● Goal of the exercise:
Look for the string "Team" in the material below. Copy every line where you find it.
[Data to examine Boundary: Start]
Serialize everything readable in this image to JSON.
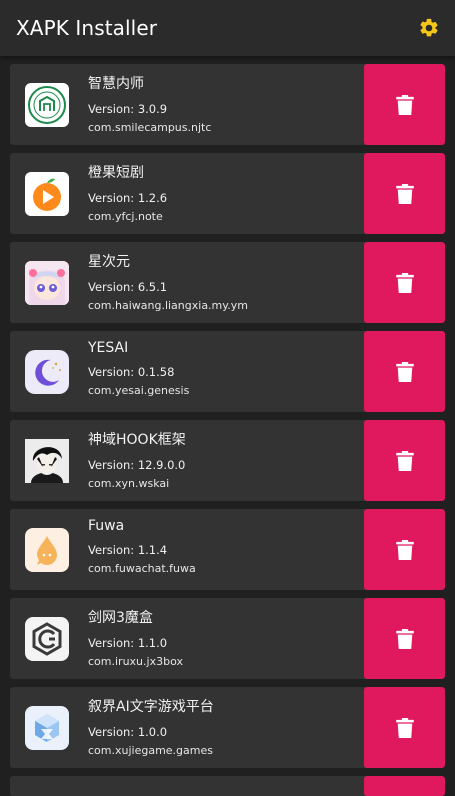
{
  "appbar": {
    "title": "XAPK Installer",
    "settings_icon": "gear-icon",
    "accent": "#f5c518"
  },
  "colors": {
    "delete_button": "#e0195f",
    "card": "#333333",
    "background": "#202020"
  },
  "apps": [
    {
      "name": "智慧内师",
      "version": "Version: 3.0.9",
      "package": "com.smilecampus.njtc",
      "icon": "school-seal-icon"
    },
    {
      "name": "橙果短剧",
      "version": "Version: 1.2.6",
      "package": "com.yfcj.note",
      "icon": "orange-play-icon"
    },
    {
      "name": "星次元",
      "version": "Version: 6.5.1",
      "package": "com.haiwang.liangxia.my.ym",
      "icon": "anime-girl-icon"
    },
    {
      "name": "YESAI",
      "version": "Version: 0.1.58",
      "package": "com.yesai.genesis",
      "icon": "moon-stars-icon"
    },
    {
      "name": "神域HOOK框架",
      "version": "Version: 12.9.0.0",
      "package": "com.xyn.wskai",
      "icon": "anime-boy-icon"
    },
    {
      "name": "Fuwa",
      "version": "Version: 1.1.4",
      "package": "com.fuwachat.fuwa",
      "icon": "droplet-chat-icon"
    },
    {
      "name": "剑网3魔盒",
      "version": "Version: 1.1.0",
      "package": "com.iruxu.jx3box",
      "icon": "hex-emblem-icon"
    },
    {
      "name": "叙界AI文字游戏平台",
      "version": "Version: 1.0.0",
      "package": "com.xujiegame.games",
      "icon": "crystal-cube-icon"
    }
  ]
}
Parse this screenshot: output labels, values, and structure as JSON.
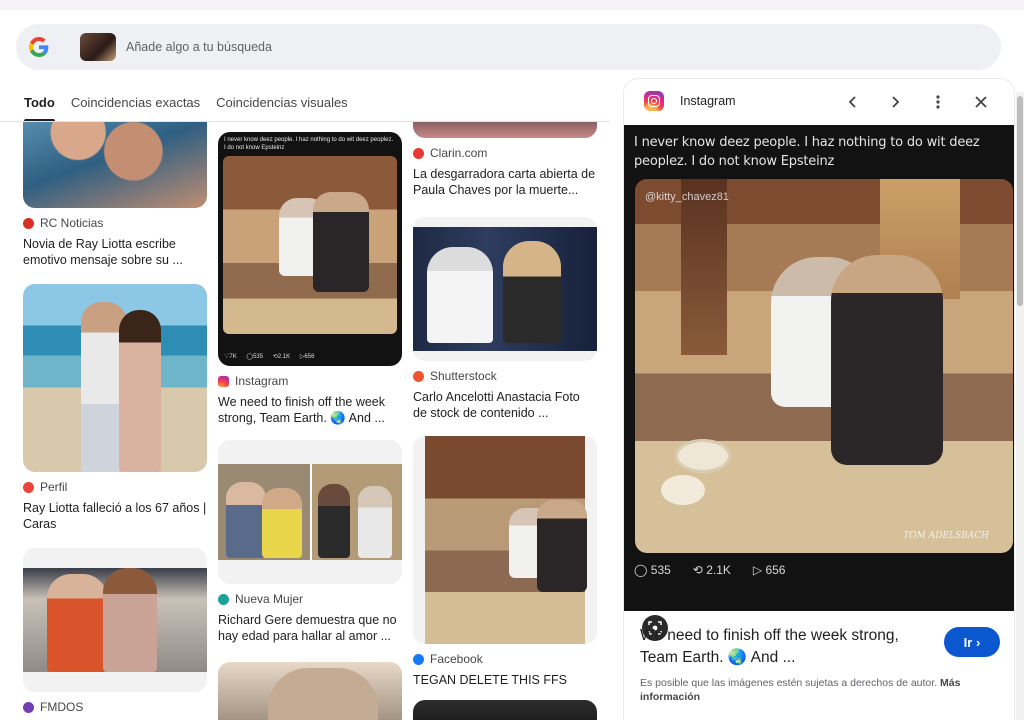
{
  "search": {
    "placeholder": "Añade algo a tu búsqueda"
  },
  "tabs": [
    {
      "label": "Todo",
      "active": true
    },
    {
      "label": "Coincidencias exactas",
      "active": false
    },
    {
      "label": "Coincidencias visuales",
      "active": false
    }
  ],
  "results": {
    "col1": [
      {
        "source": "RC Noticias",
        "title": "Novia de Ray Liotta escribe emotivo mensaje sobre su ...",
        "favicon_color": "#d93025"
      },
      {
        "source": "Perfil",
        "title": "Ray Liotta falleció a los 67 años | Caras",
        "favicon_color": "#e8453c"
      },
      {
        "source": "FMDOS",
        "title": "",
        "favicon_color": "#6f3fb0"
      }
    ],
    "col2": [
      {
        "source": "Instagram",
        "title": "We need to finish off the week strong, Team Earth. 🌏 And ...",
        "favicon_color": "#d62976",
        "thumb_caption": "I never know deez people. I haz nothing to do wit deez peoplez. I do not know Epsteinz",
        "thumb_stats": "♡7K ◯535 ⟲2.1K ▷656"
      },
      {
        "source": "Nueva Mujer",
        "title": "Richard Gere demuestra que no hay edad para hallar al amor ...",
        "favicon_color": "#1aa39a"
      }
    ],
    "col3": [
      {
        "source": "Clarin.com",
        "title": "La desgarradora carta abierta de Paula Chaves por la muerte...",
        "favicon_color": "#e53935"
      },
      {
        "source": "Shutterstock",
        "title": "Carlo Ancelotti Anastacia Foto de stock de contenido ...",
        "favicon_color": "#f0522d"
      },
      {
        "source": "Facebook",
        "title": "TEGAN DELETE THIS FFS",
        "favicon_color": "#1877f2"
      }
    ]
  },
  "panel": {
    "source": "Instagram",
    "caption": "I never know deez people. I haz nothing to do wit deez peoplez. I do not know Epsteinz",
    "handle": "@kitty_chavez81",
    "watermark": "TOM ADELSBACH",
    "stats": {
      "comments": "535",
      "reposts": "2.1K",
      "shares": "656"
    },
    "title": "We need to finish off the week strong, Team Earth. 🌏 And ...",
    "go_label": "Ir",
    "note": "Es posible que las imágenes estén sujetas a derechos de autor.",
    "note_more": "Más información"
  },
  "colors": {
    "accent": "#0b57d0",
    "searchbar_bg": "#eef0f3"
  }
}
[Data to examine Boundary: End]
● Result for this task:
        "title": "We need to finish off the week strong, Team Earth. 🌏 And ...",
    "title": "We need to finish off the week strong, Team Earth. 🌏 And ...",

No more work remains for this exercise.